(Figure data in JSON)
◇ ◇ ◇

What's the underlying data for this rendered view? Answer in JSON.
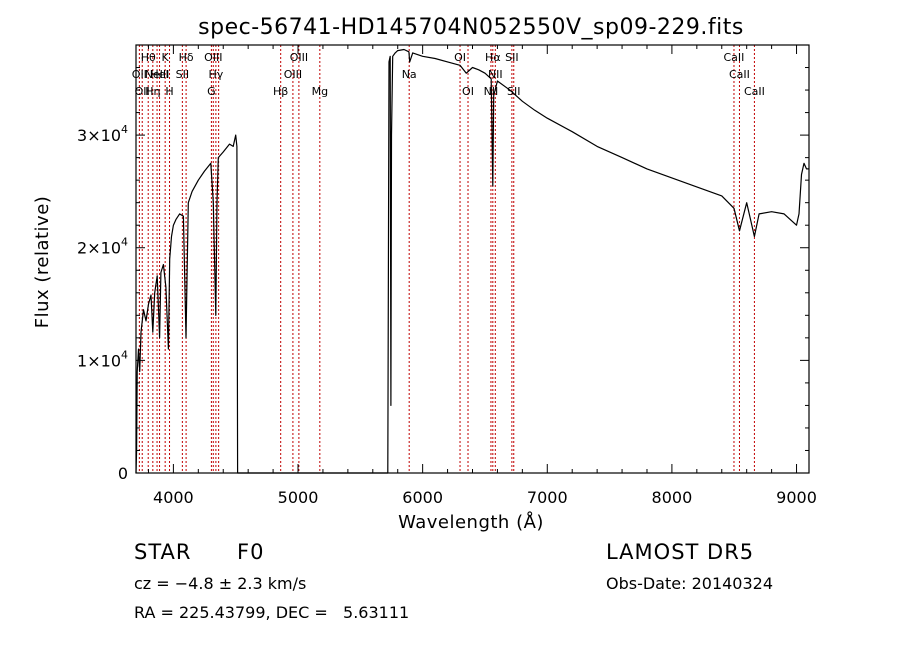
{
  "chart_data": {
    "type": "line",
    "title": "spec-56741-HD145704N052550V_sp09-229.fits",
    "xlabel": "Wavelength (Å)",
    "ylabel": "Flux (relative)",
    "xlim": [
      3700,
      9100
    ],
    "ylim": [
      0,
      38000
    ],
    "xticks": [
      4000,
      5000,
      6000,
      7000,
      8000,
      9000
    ],
    "xtick_labels": [
      "4000",
      "5000",
      "6000",
      "7000",
      "8000",
      "9000"
    ],
    "yticks": [
      0,
      10000,
      20000,
      30000
    ],
    "ytick_labels": [
      {
        "mant": "0",
        "exp": ""
      },
      {
        "mant": "1×10",
        "exp": "4"
      },
      {
        "mant": "2×10",
        "exp": "4"
      },
      {
        "mant": "3×10",
        "exp": "4"
      }
    ],
    "grid": false,
    "series": [
      {
        "color": "#000000",
        "x": [
          3700,
          3705,
          3710,
          3720,
          3730,
          3740,
          3760,
          3780,
          3800,
          3820,
          3835,
          3850,
          3870,
          3889,
          3900,
          3920,
          3940,
          3960,
          3970,
          3985,
          4000,
          4020,
          4050,
          4080,
          4101,
          4120,
          4150,
          4200,
          4250,
          4300,
          4320,
          4340,
          4350,
          4360,
          4400,
          4450,
          4480,
          4500,
          4510,
          4515,
          5720,
          5730,
          5740,
          5745,
          5750,
          5760,
          5780,
          5800,
          5850,
          5890,
          5896,
          5920,
          6000,
          6100,
          6200,
          6300,
          6350,
          6400,
          6450,
          6500,
          6550,
          6563,
          6570,
          6600,
          6700,
          6800,
          6900,
          7000,
          7200,
          7400,
          7600,
          7800,
          8000,
          8200,
          8400,
          8498,
          8542,
          8600,
          8662,
          8700,
          8800,
          8900,
          9000,
          9020,
          9040,
          9060,
          9080,
          9100
        ],
        "y": [
          0,
          2000,
          9000,
          11000,
          9000,
          12500,
          14500,
          13500,
          15000,
          15800,
          12500,
          16000,
          17500,
          12000,
          17800,
          18500,
          16500,
          11000,
          19000,
          21000,
          22000,
          22500,
          23000,
          22800,
          12000,
          24000,
          25000,
          26000,
          26800,
          27500,
          24000,
          14000,
          24000,
          28000,
          28500,
          29200,
          29000,
          30000,
          29000,
          0,
          0,
          36500,
          37000,
          6000,
          30000,
          37000,
          37300,
          37500,
          37600,
          37400,
          36500,
          37300,
          37000,
          36800,
          36500,
          36200,
          35500,
          36000,
          35800,
          35500,
          35000,
          25500,
          33500,
          34800,
          34000,
          33000,
          32200,
          31500,
          30300,
          29000,
          28000,
          27000,
          26200,
          25400,
          24600,
          23500,
          21500,
          24000,
          21000,
          23000,
          23200,
          23000,
          22000,
          23000,
          26500,
          27500,
          27000,
          27000
        ]
      }
    ],
    "lines": [
      {
        "wl": 3727,
        "r": 2,
        "label": "OII"
      },
      {
        "wl": 3750,
        "r": 3,
        "label": "OII"
      },
      {
        "wl": 3798,
        "r": 1,
        "label": "Hθ"
      },
      {
        "wl": 3835,
        "r": 3,
        "label": "Hη"
      },
      {
        "wl": 3869,
        "r": 2,
        "label": "NeIII"
      },
      {
        "wl": 3889,
        "r": 2,
        "label": "HeI"
      },
      {
        "wl": 3934,
        "r": 1,
        "label": "K"
      },
      {
        "wl": 3969,
        "r": 3,
        "label": "H"
      },
      {
        "wl": 4072,
        "r": 2,
        "label": "SII"
      },
      {
        "wl": 4102,
        "r": 1,
        "label": "Hδ"
      },
      {
        "wl": 4305,
        "r": 3,
        "label": "G"
      },
      {
        "wl": 4320,
        "r": 1,
        "label": "OIII"
      },
      {
        "wl": 4341,
        "r": 2,
        "label": "Hγ"
      },
      {
        "wl": 4363,
        "r": 2,
        "label": ""
      },
      {
        "wl": 4861,
        "r": 3,
        "label": "Hβ"
      },
      {
        "wl": 4959,
        "r": 2,
        "label": "OIII"
      },
      {
        "wl": 5007,
        "r": 1,
        "label": "OIII"
      },
      {
        "wl": 5175,
        "r": 3,
        "label": "Mg"
      },
      {
        "wl": 5892,
        "r": 2,
        "label": "Na"
      },
      {
        "wl": 6300,
        "r": 1,
        "label": "OI"
      },
      {
        "wl": 6364,
        "r": 3,
        "label": "OI"
      },
      {
        "wl": 6548,
        "r": 3,
        "label": "NII"
      },
      {
        "wl": 6563,
        "r": 1,
        "label": "Hα"
      },
      {
        "wl": 6583,
        "r": 2,
        "label": "NII"
      },
      {
        "wl": 6716,
        "r": 1,
        "label": "SII"
      },
      {
        "wl": 6731,
        "r": 3,
        "label": "SII"
      },
      {
        "wl": 8498,
        "r": 1,
        "label": "CaII"
      },
      {
        "wl": 8542,
        "r": 2,
        "label": "CaII"
      },
      {
        "wl": 8662,
        "r": 3,
        "label": "CaII"
      }
    ]
  },
  "footer": {
    "class": "STAR",
    "subclass": "F0",
    "survey": "LAMOST DR5",
    "cz": "cz = −4.8 ± 2.3 km/s",
    "obsdate": "Obs-Date: 20140324",
    "radec": "RA = 225.43799, DEC =   5.63111"
  }
}
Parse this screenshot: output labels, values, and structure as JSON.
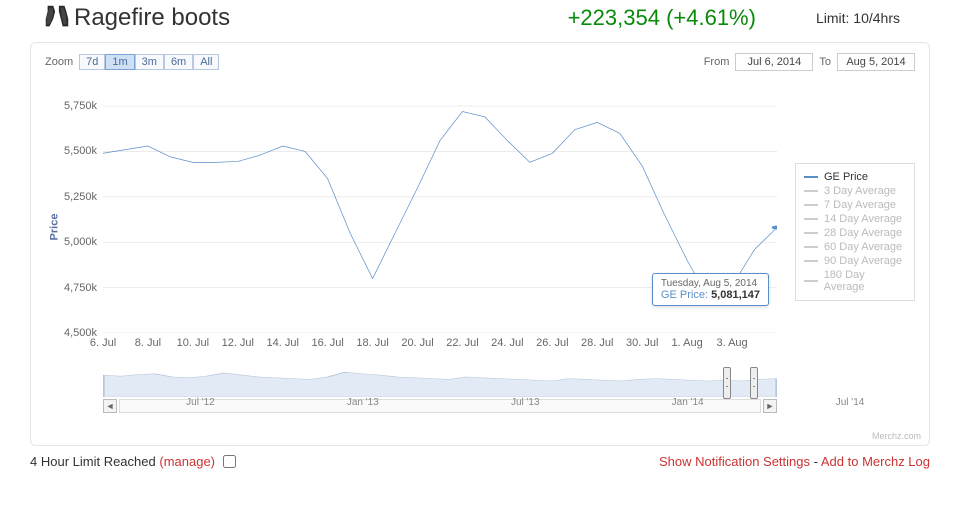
{
  "header": {
    "title": "Ragefire boots",
    "change_value": "+223,354",
    "change_pct": "(+4.61%)",
    "limit_label": "Limit: 10/4hrs"
  },
  "zoom": {
    "label": "Zoom",
    "options": [
      "7d",
      "1m",
      "3m",
      "6m",
      "All"
    ],
    "selected": "1m"
  },
  "date_range": {
    "from_label": "From",
    "from_value": "Jul 6, 2014",
    "to_label": "To",
    "to_value": "Aug 5, 2014"
  },
  "chart": {
    "type": "line",
    "ylabel": "Price",
    "y_ticks": [
      4500000,
      4750000,
      5000000,
      5250000,
      5500000,
      5750000
    ],
    "y_tick_labels": [
      "4,500k",
      "4,750k",
      "5,000k",
      "5,250k",
      "5,500k",
      "5,750k"
    ],
    "ylim": [
      4500000,
      5800000
    ],
    "x_labels": [
      "6. Jul",
      "8. Jul",
      "10. Jul",
      "12. Jul",
      "14. Jul",
      "16. Jul",
      "18. Jul",
      "20. Jul",
      "22. Jul",
      "24. Jul",
      "26. Jul",
      "28. Jul",
      "30. Jul",
      "1. Aug",
      "3. Aug"
    ],
    "series_color": "#5a8ecb",
    "grid_color": "#e5e5e5",
    "background_color": "#ffffff",
    "line_width": 2,
    "data": [
      {
        "x": 0,
        "y": 5490000
      },
      {
        "x": 1,
        "y": 5510000
      },
      {
        "x": 2,
        "y": 5530000
      },
      {
        "x": 3,
        "y": 5470000
      },
      {
        "x": 4,
        "y": 5440000
      },
      {
        "x": 5,
        "y": 5440000
      },
      {
        "x": 6,
        "y": 5445000
      },
      {
        "x": 7,
        "y": 5480000
      },
      {
        "x": 8,
        "y": 5530000
      },
      {
        "x": 9,
        "y": 5500000
      },
      {
        "x": 10,
        "y": 5350000
      },
      {
        "x": 11,
        "y": 5050000
      },
      {
        "x": 12,
        "y": 4800000
      },
      {
        "x": 13,
        "y": 5050000
      },
      {
        "x": 14,
        "y": 5300000
      },
      {
        "x": 15,
        "y": 5560000
      },
      {
        "x": 16,
        "y": 5720000
      },
      {
        "x": 17,
        "y": 5690000
      },
      {
        "x": 18,
        "y": 5560000
      },
      {
        "x": 19,
        "y": 5440000
      },
      {
        "x": 20,
        "y": 5490000
      },
      {
        "x": 21,
        "y": 5620000
      },
      {
        "x": 22,
        "y": 5660000
      },
      {
        "x": 23,
        "y": 5600000
      },
      {
        "x": 24,
        "y": 5420000
      },
      {
        "x": 25,
        "y": 5150000
      },
      {
        "x": 26,
        "y": 4900000
      },
      {
        "x": 27,
        "y": 4680000
      },
      {
        "x": 28,
        "y": 4760000
      },
      {
        "x": 29,
        "y": 4960000
      },
      {
        "x": 30,
        "y": 5081147
      }
    ],
    "x_count": 31
  },
  "tooltip": {
    "date": "Tuesday, Aug 5, 2014",
    "label": "GE Price:",
    "value": "5,081,147"
  },
  "legend": {
    "items": [
      {
        "label": "GE Price",
        "active": true
      },
      {
        "label": "3 Day Average",
        "active": false
      },
      {
        "label": "7 Day Average",
        "active": false
      },
      {
        "label": "14 Day Average",
        "active": false
      },
      {
        "label": "28 Day Average",
        "active": false
      },
      {
        "label": "60 Day Average",
        "active": false
      },
      {
        "label": "90 Day Average",
        "active": false
      },
      {
        "label": "180 Day Average",
        "active": false
      }
    ]
  },
  "navigator": {
    "x_labels": [
      "Jul '12",
      "Jan '13",
      "Jul '13",
      "Jan '14",
      "Jul '14"
    ],
    "x_positions_pct": [
      12,
      32,
      52,
      72,
      92
    ],
    "range_start_pct": 92,
    "range_end_pct": 96,
    "spark_color": "#b8c8da",
    "spark_fill": "#e2ebf5",
    "spark": [
      55,
      52,
      56,
      58,
      50,
      48,
      52,
      60,
      55,
      50,
      48,
      46,
      44,
      50,
      62,
      58,
      55,
      50,
      48,
      46,
      44,
      50,
      48,
      46,
      44,
      42,
      40,
      46,
      44,
      42,
      40,
      44,
      46,
      44,
      42,
      40,
      42,
      40,
      44,
      46
    ]
  },
  "footer": {
    "limit_text": "4 Hour Limit Reached",
    "manage_text": "(manage)",
    "show_settings": "Show Notification Settings",
    "add_log": "Add to Merchz Log"
  },
  "watermark": "Merchz.com"
}
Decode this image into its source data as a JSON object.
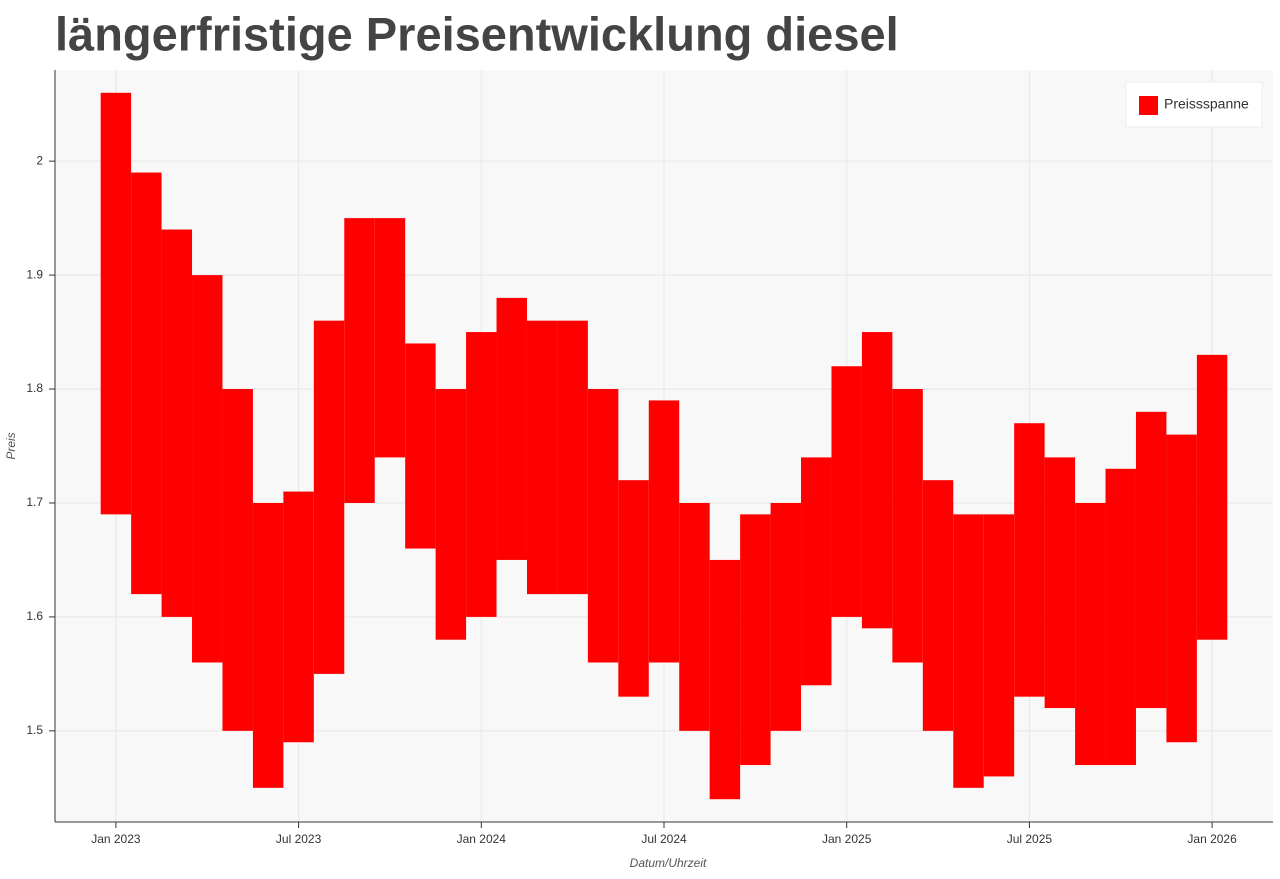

◇ ◇ ◇

» **Goal**: The word "Price" appears in how many lines of the data? Answer with only the number.

» **Task solution**: 3